Data records =>
== == ==

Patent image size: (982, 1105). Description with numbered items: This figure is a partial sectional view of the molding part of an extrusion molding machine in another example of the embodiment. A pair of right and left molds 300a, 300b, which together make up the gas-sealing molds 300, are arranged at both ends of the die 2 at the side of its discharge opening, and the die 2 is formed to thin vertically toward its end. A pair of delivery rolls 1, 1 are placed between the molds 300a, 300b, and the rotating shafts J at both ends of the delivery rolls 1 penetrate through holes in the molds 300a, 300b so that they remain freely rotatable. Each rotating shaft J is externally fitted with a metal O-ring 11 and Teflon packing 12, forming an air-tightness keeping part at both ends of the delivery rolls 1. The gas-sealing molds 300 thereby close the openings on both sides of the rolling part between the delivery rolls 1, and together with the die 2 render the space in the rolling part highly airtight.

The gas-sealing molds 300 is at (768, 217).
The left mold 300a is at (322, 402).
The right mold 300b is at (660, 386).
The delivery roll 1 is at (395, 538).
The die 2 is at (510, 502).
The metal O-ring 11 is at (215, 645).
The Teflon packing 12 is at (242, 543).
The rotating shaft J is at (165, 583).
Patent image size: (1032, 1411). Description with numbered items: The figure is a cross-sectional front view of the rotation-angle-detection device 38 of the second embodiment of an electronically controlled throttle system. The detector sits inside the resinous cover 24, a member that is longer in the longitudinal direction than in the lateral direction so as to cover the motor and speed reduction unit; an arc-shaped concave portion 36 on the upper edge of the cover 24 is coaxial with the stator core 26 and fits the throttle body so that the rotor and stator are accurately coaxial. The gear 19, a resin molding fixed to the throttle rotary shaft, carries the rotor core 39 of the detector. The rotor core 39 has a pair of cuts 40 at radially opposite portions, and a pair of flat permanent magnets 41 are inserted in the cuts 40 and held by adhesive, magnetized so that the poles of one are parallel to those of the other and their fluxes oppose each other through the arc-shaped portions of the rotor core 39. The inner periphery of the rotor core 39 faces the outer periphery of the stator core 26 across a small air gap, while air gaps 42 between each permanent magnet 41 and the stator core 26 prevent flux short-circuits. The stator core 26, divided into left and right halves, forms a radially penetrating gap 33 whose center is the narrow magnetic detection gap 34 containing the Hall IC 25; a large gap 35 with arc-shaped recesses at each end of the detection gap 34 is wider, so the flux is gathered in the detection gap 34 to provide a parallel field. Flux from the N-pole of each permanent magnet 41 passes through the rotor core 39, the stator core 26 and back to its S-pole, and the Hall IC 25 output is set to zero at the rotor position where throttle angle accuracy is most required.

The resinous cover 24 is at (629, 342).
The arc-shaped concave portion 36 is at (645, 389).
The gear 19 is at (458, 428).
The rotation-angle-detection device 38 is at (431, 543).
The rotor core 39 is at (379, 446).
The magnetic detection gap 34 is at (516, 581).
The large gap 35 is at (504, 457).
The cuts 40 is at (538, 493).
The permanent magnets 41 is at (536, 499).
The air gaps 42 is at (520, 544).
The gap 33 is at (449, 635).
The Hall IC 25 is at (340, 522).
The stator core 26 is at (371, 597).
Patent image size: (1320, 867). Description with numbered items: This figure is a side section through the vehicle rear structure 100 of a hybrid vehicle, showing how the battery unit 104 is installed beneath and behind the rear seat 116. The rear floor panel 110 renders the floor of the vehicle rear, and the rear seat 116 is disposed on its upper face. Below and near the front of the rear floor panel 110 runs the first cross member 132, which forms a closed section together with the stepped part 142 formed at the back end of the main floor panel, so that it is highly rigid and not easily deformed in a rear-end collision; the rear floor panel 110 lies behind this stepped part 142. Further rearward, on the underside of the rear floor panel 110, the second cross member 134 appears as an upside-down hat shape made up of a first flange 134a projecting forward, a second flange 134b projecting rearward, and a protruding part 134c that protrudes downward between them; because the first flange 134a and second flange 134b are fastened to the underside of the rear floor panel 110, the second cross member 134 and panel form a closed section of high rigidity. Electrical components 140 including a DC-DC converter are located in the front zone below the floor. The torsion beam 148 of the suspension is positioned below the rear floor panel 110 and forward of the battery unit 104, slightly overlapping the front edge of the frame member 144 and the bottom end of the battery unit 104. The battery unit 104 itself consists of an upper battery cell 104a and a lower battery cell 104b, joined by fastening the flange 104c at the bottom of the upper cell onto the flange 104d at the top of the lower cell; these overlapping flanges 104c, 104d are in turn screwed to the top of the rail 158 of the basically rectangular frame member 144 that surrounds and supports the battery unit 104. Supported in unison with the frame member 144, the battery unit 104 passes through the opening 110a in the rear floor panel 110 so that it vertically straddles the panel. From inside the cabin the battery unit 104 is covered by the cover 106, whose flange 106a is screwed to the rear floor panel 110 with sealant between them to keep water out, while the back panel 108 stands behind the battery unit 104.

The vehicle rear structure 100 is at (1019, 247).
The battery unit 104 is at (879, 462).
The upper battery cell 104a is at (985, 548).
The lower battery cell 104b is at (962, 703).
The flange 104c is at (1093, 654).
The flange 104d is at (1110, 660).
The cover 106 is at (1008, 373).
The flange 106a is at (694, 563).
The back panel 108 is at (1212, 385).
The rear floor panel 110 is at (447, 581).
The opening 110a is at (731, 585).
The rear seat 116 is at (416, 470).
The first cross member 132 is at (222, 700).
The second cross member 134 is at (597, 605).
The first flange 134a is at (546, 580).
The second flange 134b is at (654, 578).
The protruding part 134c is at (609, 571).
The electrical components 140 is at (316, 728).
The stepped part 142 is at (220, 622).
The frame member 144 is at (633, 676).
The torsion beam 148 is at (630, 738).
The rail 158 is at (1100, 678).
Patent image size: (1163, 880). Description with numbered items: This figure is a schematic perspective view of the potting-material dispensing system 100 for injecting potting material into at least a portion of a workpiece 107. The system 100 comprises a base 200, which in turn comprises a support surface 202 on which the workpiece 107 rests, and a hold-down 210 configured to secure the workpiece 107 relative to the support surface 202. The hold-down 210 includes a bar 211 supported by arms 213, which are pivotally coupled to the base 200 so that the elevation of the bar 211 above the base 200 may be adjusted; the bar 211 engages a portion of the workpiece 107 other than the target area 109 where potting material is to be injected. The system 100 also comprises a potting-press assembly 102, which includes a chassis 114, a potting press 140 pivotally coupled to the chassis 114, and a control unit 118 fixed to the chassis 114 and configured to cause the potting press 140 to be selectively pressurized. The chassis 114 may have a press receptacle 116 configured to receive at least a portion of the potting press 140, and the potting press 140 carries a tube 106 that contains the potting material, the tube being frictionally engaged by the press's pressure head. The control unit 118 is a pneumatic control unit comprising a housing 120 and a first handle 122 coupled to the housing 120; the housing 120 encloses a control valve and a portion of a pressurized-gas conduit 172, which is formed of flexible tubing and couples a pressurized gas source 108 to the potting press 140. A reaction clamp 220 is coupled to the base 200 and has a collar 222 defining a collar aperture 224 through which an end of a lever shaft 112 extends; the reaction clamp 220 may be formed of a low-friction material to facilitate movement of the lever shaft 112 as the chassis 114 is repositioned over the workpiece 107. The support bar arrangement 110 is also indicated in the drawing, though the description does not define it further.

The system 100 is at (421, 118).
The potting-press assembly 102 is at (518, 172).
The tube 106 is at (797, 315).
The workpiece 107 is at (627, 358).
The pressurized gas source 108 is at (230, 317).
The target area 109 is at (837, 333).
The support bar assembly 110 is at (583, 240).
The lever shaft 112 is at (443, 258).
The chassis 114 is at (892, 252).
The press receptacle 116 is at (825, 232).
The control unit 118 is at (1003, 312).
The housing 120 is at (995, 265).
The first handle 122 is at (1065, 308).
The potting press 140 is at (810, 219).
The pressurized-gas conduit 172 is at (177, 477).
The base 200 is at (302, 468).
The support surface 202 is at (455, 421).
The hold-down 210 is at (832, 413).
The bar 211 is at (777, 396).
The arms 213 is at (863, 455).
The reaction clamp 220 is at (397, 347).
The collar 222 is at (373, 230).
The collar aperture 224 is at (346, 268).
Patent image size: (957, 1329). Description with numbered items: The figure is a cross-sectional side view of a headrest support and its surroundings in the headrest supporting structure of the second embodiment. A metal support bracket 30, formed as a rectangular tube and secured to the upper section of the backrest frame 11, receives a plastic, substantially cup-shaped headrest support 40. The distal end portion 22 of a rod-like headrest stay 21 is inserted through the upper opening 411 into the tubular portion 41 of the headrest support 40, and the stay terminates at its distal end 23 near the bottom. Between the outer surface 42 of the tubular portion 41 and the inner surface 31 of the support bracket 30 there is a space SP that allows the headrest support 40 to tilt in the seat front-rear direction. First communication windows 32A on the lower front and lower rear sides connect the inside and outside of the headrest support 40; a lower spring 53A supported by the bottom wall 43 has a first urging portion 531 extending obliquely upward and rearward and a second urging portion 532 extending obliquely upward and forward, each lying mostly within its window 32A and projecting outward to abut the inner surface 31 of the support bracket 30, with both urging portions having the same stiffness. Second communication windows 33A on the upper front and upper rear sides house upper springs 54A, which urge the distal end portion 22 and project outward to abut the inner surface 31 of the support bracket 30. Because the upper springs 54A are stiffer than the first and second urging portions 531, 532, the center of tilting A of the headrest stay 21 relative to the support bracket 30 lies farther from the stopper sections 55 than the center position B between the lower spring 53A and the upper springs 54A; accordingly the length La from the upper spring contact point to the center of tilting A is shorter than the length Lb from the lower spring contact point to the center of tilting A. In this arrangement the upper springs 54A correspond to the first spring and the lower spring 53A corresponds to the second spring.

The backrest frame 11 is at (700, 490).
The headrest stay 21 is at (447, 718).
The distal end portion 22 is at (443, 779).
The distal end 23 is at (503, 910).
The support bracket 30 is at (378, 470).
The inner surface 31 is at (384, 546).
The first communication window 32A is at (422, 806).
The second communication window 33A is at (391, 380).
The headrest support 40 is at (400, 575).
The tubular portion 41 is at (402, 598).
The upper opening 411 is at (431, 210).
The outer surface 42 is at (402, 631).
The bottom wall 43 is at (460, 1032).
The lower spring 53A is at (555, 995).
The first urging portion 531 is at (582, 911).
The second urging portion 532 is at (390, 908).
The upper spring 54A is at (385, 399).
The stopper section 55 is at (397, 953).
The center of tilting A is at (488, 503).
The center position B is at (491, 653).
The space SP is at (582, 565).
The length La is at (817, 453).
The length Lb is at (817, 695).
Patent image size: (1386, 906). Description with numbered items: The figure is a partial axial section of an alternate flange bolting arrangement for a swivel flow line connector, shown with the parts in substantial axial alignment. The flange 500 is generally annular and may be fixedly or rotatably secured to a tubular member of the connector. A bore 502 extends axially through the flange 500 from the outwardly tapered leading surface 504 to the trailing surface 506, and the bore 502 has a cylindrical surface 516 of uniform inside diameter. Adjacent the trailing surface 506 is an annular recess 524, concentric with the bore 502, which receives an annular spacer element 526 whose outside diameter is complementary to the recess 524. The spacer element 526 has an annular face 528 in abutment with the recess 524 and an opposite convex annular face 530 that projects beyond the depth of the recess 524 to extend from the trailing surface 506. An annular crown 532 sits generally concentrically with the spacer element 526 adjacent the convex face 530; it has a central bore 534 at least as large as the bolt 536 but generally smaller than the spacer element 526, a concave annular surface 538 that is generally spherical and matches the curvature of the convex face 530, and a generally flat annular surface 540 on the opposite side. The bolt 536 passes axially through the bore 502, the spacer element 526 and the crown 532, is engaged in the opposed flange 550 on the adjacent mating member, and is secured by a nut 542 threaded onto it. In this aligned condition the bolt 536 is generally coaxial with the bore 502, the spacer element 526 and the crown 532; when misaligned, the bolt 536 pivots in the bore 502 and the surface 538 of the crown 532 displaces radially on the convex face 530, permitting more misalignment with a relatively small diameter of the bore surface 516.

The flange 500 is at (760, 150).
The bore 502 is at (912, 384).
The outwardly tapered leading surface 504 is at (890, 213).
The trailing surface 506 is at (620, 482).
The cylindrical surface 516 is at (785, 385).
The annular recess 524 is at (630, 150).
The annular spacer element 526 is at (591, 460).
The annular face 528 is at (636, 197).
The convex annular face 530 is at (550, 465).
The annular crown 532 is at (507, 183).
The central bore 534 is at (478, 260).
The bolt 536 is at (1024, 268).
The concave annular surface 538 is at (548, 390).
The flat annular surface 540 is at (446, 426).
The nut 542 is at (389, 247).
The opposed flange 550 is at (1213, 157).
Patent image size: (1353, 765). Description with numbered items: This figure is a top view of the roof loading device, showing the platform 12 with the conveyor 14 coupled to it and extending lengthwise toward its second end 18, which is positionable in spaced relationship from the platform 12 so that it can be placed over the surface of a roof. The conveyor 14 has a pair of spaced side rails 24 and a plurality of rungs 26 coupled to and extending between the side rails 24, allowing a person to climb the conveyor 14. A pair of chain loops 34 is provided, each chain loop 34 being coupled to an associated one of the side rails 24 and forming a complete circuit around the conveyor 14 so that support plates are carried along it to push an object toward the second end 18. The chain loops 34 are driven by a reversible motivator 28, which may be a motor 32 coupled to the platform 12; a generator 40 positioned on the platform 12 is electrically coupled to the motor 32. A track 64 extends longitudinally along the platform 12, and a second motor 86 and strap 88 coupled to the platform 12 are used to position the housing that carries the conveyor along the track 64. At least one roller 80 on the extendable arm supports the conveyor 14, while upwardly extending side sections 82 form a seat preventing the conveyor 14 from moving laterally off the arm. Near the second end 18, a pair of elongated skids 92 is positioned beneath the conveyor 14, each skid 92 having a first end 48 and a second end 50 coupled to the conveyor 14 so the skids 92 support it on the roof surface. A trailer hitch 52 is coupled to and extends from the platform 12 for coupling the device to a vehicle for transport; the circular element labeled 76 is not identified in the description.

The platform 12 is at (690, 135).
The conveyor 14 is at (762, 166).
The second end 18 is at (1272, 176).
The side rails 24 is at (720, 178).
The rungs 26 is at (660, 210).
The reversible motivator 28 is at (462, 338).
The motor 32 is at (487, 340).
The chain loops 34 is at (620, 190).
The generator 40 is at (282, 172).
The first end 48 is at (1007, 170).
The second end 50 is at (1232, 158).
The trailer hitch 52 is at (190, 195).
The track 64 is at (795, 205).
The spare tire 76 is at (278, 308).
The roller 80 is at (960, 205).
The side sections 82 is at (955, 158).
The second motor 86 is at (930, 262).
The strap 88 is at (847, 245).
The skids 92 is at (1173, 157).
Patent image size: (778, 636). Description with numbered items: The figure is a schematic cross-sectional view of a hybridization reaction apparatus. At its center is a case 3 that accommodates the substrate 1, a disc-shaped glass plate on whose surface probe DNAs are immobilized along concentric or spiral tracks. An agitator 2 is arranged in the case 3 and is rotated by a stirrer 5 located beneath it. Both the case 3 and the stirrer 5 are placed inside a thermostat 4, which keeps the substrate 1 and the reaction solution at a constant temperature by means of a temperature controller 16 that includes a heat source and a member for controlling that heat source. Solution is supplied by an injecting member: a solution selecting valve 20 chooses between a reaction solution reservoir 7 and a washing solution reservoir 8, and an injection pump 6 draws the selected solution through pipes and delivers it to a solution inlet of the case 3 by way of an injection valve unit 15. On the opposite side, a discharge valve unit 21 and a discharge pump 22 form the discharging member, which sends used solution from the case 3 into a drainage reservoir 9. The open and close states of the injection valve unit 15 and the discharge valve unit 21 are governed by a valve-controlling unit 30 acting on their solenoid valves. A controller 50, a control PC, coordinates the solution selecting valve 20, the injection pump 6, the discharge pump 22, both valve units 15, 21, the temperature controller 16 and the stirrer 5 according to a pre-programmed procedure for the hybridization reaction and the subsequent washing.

== == ==

Render everything from the start of the records down to the line containing "The rotating shaft J is at (165, 583)." as a numbered list, omitting blank lines.

1. Patent image size: (982, 1105). Description with numbered items: This figure is a partial sectional view of the molding part of an extrusion molding machine in another example of the embodiment. A pair of right and left molds 300a, 300b, which together make up the gas-sealing molds 300, are arranged at both ends of the die 2 at the side of its discharge opening, and the die 2 is formed to thin vertically toward its end. A pair of delivery rolls 1, 1 are placed between the molds 300a, 300b, and the rotating shafts J at both ends of the delivery rolls 1 penetrate through holes in the molds 300a, 300b so that they remain freely rotatable. Each rotating shaft J is externally fitted with a metal O-ring 11 and Teflon packing 12, forming an air-tightness keeping part at both ends of the delivery rolls 1. The gas-sealing molds 300 thereby close the openings on both sides of the rolling part between the delivery rolls 1, and together with the die 2 render the space in the rolling part highly airtight.
2. The gas-sealing molds 300 is at (768, 217).
3. The left mold 300a is at (322, 402).
4. The right mold 300b is at (660, 386).
5. The delivery roll 1 is at (395, 538).
6. The die 2 is at (510, 502).
7. The metal O-ring 11 is at (215, 645).
8. The Teflon packing 12 is at (242, 543).
9. The rotating shaft J is at (165, 583).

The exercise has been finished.